MATERIAL FOR THE TASK:
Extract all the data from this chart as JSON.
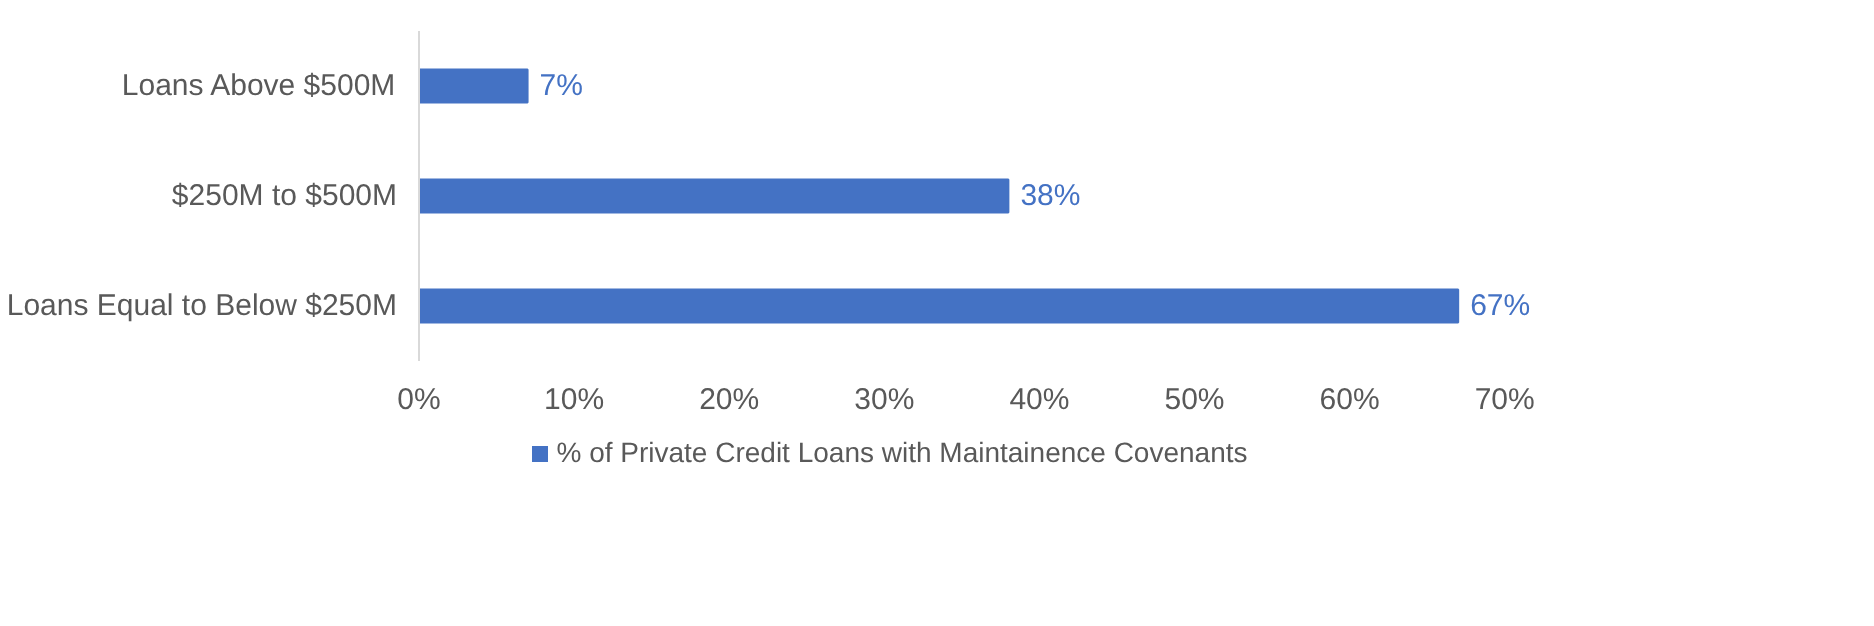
{
  "chart_data": {
    "type": "bar",
    "orientation": "horizontal",
    "categories": [
      "Loans Above $500M",
      "$250M to $500M",
      "Loans Equal to Below $250M"
    ],
    "series": [
      {
        "name": "% of Private Credit Loans with Maintainence Covenants",
        "color": "#4472c4",
        "values": [
          7,
          38,
          67
        ],
        "value_labels": [
          "7%",
          "38%",
          "67%"
        ]
      }
    ],
    "xlim": [
      0,
      70
    ],
    "xticks": [
      {
        "value": 0,
        "label": "0%"
      },
      {
        "value": 10,
        "label": "10%"
      },
      {
        "value": 20,
        "label": "20%"
      },
      {
        "value": 30,
        "label": "30%"
      },
      {
        "value": 40,
        "label": "40%"
      },
      {
        "value": 50,
        "label": "50%"
      },
      {
        "value": 60,
        "label": "60%"
      },
      {
        "value": 70,
        "label": "70%"
      }
    ],
    "grid": false,
    "legend": "bottom"
  }
}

WHAT YOU NEED TO DO:
Copy each line above precisely, dropping the pictures.

EXERCISE OUTPUT:
Extract all the data from this chart as JSON.
{
  "chart_data": {
    "type": "bar",
    "orientation": "horizontal",
    "categories": [
      "Loans Above $500M",
      "$250M to $500M",
      "Loans Equal to Below $250M"
    ],
    "series": [
      {
        "name": "% of Private Credit Loans with Maintainence Covenants",
        "color": "#4472c4",
        "values": [
          7,
          38,
          67
        ],
        "value_labels": [
          "7%",
          "38%",
          "67%"
        ]
      }
    ],
    "xlim": [
      0,
      70
    ],
    "xticks": [
      {
        "value": 0,
        "label": "0%"
      },
      {
        "value": 10,
        "label": "10%"
      },
      {
        "value": 20,
        "label": "20%"
      },
      {
        "value": 30,
        "label": "30%"
      },
      {
        "value": 40,
        "label": "40%"
      },
      {
        "value": 50,
        "label": "50%"
      },
      {
        "value": 60,
        "label": "60%"
      },
      {
        "value": 70,
        "label": "70%"
      }
    ],
    "grid": false,
    "legend": "bottom"
  }
}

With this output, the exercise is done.